-------- DATASET EXCERPTS

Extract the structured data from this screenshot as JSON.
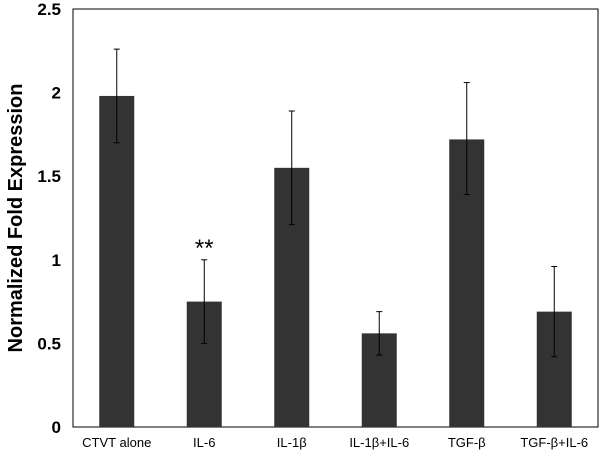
{
  "chart_data": {
    "type": "bar",
    "title": "",
    "xlabel": "",
    "ylabel": "Normalized Fold Expression",
    "ylim": [
      0,
      2.5
    ],
    "yticks": [
      "0",
      "0.5",
      "1",
      "1.5",
      "2",
      "2.5"
    ],
    "ytick_values": [
      0,
      0.5,
      1,
      1.5,
      2,
      2.5
    ],
    "grid": false,
    "categories": [
      "CTVT alone",
      "IL-6",
      "IL-1β",
      "IL-1β+IL-6",
      "TGF-β",
      "TGF-β+IL-6"
    ],
    "values": [
      1.98,
      0.75,
      1.55,
      0.56,
      1.72,
      0.69
    ],
    "error_upper": [
      2.26,
      1.0,
      1.89,
      0.69,
      2.06,
      0.96
    ],
    "error_lower": [
      1.7,
      0.5,
      1.21,
      0.43,
      1.39,
      0.42
    ],
    "bar_color": "#333333",
    "annotations": [
      {
        "category": "IL-6",
        "text": "**"
      }
    ]
  }
}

----------------

* **TASK TO COMPLETE**
Set the data above down again exactly as given, with no pictures.

* **TASK OUTPUT**
Extract the structured data from this screenshot as JSON.
{
  "chart_data": {
    "type": "bar",
    "title": "",
    "xlabel": "",
    "ylabel": "Normalized Fold Expression",
    "ylim": [
      0,
      2.5
    ],
    "yticks": [
      "0",
      "0.5",
      "1",
      "1.5",
      "2",
      "2.5"
    ],
    "ytick_values": [
      0,
      0.5,
      1,
      1.5,
      2,
      2.5
    ],
    "grid": false,
    "categories": [
      "CTVT alone",
      "IL-6",
      "IL-1β",
      "IL-1β+IL-6",
      "TGF-β",
      "TGF-β+IL-6"
    ],
    "values": [
      1.98,
      0.75,
      1.55,
      0.56,
      1.72,
      0.69
    ],
    "error_upper": [
      2.26,
      1.0,
      1.89,
      0.69,
      2.06,
      0.96
    ],
    "error_lower": [
      1.7,
      0.5,
      1.21,
      0.43,
      1.39,
      0.42
    ],
    "bar_color": "#333333",
    "annotations": [
      {
        "category": "IL-6",
        "text": "**"
      }
    ]
  }
}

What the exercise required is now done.